#### WRITTEN PROBLEM:
Exactly reproduce all the records, keeping pictures out of the copy.

#### RECORD EXTRACTS:
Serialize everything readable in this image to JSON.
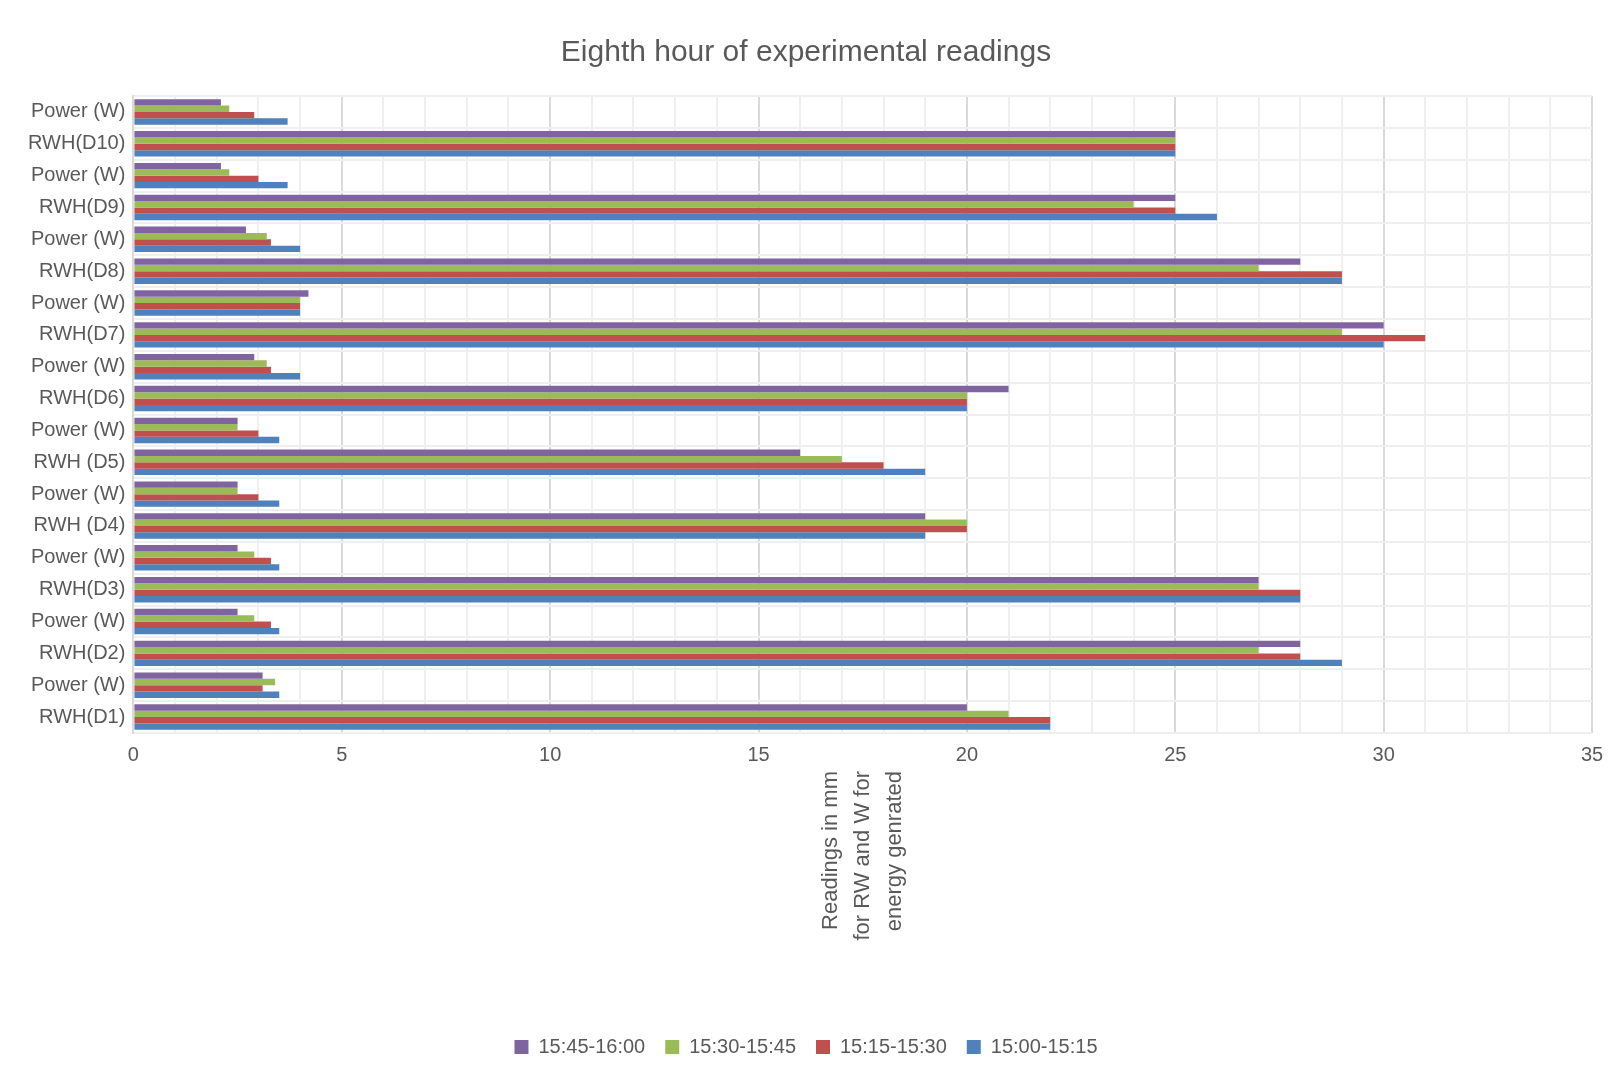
{
  "chart_data": {
    "type": "bar",
    "orientation": "horizontal",
    "title": "Eighth hour of experimental readings",
    "annotations": [
      "Readings in mm for RW and W for energy genrated"
    ],
    "categories": [
      "Power (W)",
      "RWH(D10)",
      "Power (W)",
      "RWH(D9)",
      "Power (W)",
      "RWH(D8)",
      "Power (W)",
      "RWH(D7)",
      "Power (W)",
      "RWH(D6)",
      "Power (W)",
      "RWH (D5)",
      "Power (W)",
      "RWH (D4)",
      "Power (W)",
      "RWH(D3)",
      "Power (W)",
      "RWH(D2)",
      "Power (W)",
      "RWH(D1)"
    ],
    "series": [
      {
        "name": "15:45-16:00",
        "color": "#8064a2",
        "values": [
          2.1,
          25,
          2.1,
          25,
          2.7,
          28,
          4.2,
          30,
          2.9,
          21,
          2.5,
          16,
          2.5,
          19,
          2.5,
          27,
          2.5,
          28,
          3.1,
          20
        ]
      },
      {
        "name": "15:30-15:45",
        "color": "#9bbb59",
        "values": [
          2.3,
          25,
          2.3,
          24,
          3.2,
          27,
          4,
          29,
          3.2,
          20,
          2.5,
          17,
          2.5,
          20,
          2.9,
          27,
          2.9,
          27,
          3.4,
          21
        ]
      },
      {
        "name": "15:15-15:30",
        "color": "#c0504d",
        "values": [
          2.9,
          25,
          3,
          25,
          3.3,
          29,
          4,
          31,
          3.3,
          20,
          3,
          18,
          3,
          20,
          3.3,
          28,
          3.3,
          28,
          3.1,
          22
        ]
      },
      {
        "name": "15:00-15:15",
        "color": "#4f81bd",
        "values": [
          3.7,
          25,
          3.7,
          26,
          4,
          29,
          4,
          30,
          4,
          20,
          3.5,
          19,
          3.5,
          19,
          3.5,
          28,
          3.5,
          29,
          3.5,
          22
        ]
      }
    ],
    "xlim": [
      0,
      35
    ],
    "xticks": [
      0,
      {
        "value": 1,
        "label": null
      },
      {
        "value": 2,
        "label": null
      },
      {
        "value": 3,
        "label": null
      },
      {
        "value": 4,
        "label": null
      },
      5,
      {
        "value": 6,
        "label": null
      },
      {
        "value": 7,
        "label": null
      },
      {
        "value": 8,
        "label": null
      },
      {
        "value": 9,
        "label": null
      },
      10,
      {
        "value": 11,
        "label": null
      },
      {
        "value": 12,
        "label": null
      },
      {
        "value": 13,
        "label": null
      },
      {
        "value": 14,
        "label": null
      },
      15,
      {
        "value": 16,
        "label": null
      },
      {
        "value": 17,
        "label": null
      },
      {
        "value": 18,
        "label": null
      },
      {
        "value": 19,
        "label": null
      },
      20,
      {
        "value": 21,
        "label": null
      },
      {
        "value": 22,
        "label": null
      },
      {
        "value": 23,
        "label": null
      },
      {
        "value": 24,
        "label": null
      },
      25,
      {
        "value": 26,
        "label": null
      },
      {
        "value": 27,
        "label": null
      },
      {
        "value": 28,
        "label": null
      },
      {
        "value": 29,
        "label": null
      },
      30,
      {
        "value": 31,
        "label": null
      },
      {
        "value": 32,
        "label": null
      },
      {
        "value": 33,
        "label": null
      },
      {
        "value": 34,
        "label": null
      },
      35
    ],
    "grid": true,
    "legend": "bottom"
  }
}
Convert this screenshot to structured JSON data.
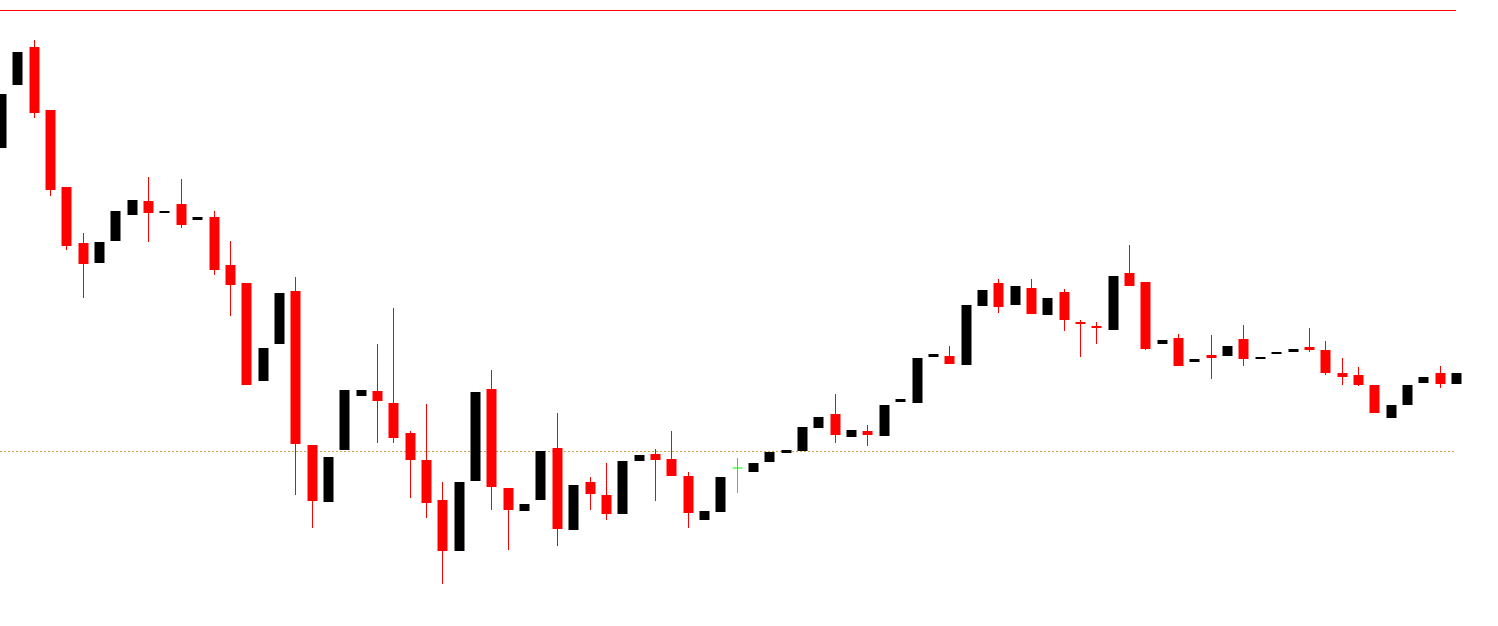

#### SOLVED EXERCISE:
Serialize everything readable in this image to JSON.
{
  "chart_data": {
    "type": "bar",
    "orientation": "horizontal",
    "title": "Eighth hour of experimental readings",
    "annotations": [
      "Readings in mm for RW and W for energy genrated"
    ],
    "categories": [
      "Power (W)",
      "RWH(D10)",
      "Power (W)",
      "RWH(D9)",
      "Power (W)",
      "RWH(D8)",
      "Power (W)",
      "RWH(D7)",
      "Power (W)",
      "RWH(D6)",
      "Power (W)",
      "RWH (D5)",
      "Power (W)",
      "RWH (D4)",
      "Power (W)",
      "RWH(D3)",
      "Power (W)",
      "RWH(D2)",
      "Power (W)",
      "RWH(D1)"
    ],
    "series": [
      {
        "name": "15:45-16:00",
        "color": "#8064a2",
        "values": [
          2.1,
          25,
          2.1,
          25,
          2.7,
          28,
          4.2,
          30,
          2.9,
          21,
          2.5,
          16,
          2.5,
          19,
          2.5,
          27,
          2.5,
          28,
          3.1,
          20
        ]
      },
      {
        "name": "15:30-15:45",
        "color": "#9bbb59",
        "values": [
          2.3,
          25,
          2.3,
          24,
          3.2,
          27,
          4,
          29,
          3.2,
          20,
          2.5,
          17,
          2.5,
          20,
          2.9,
          27,
          2.9,
          27,
          3.4,
          21
        ]
      },
      {
        "name": "15:15-15:30",
        "color": "#c0504d",
        "values": [
          2.9,
          25,
          3,
          25,
          3.3,
          29,
          4,
          31,
          3.3,
          20,
          3,
          18,
          3,
          20,
          3.3,
          28,
          3.3,
          28,
          3.1,
          22
        ]
      },
      {
        "name": "15:00-15:15",
        "color": "#4f81bd",
        "values": [
          3.7,
          25,
          3.7,
          26,
          4,
          29,
          4,
          30,
          4,
          20,
          3.5,
          19,
          3.5,
          19,
          3.5,
          28,
          3.5,
          29,
          3.5,
          22
        ]
      }
    ],
    "xlim": [
      0,
      35
    ],
    "xticks": [
      0,
      {
        "value": 1,
        "label": null
      },
      {
        "value": 2,
        "label": null
      },
      {
        "value": 3,
        "label": null
      },
      {
        "value": 4,
        "label": null
      },
      5,
      {
        "value": 6,
        "label": null
      },
      {
        "value": 7,
        "label": null
      },
      {
        "value": 8,
        "label": null
      },
      {
        "value": 9,
        "label": null
      },
      10,
      {
        "value": 11,
        "label": null
      },
      {
        "value": 12,
        "label": null
      },
      {
        "value": 13,
        "label": null
      },
      {
        "value": 14,
        "label": null
      },
      15,
      {
        "value": 16,
        "label": null
      },
      {
        "value": 17,
        "label": null
      },
      {
        "value": 18,
        "label": null
      },
      {
        "value": 19,
        "label": null
      },
      20,
      {
        "value": 21,
        "label": null
      },
      {
        "value": 22,
        "label": null
      },
      {
        "value": 23,
        "label": null
      },
      {
        "value": 24,
        "label": null
      },
      25,
      {
        "value": 26,
        "label": null
      },
      {
        "value": 27,
        "label": null
      },
      {
        "value": 28,
        "label": null
      },
      {
        "value": 29,
        "label": null
      },
      30,
      {
        "value": 31,
        "label": null
      },
      {
        "value": 32,
        "label": null
      },
      {
        "value": 33,
        "label": null
      },
      {
        "value": 34,
        "label": null
      },
      35
    ],
    "grid": true,
    "legend": "bottom"
  }
}
Convert this screenshot to structured JSON data.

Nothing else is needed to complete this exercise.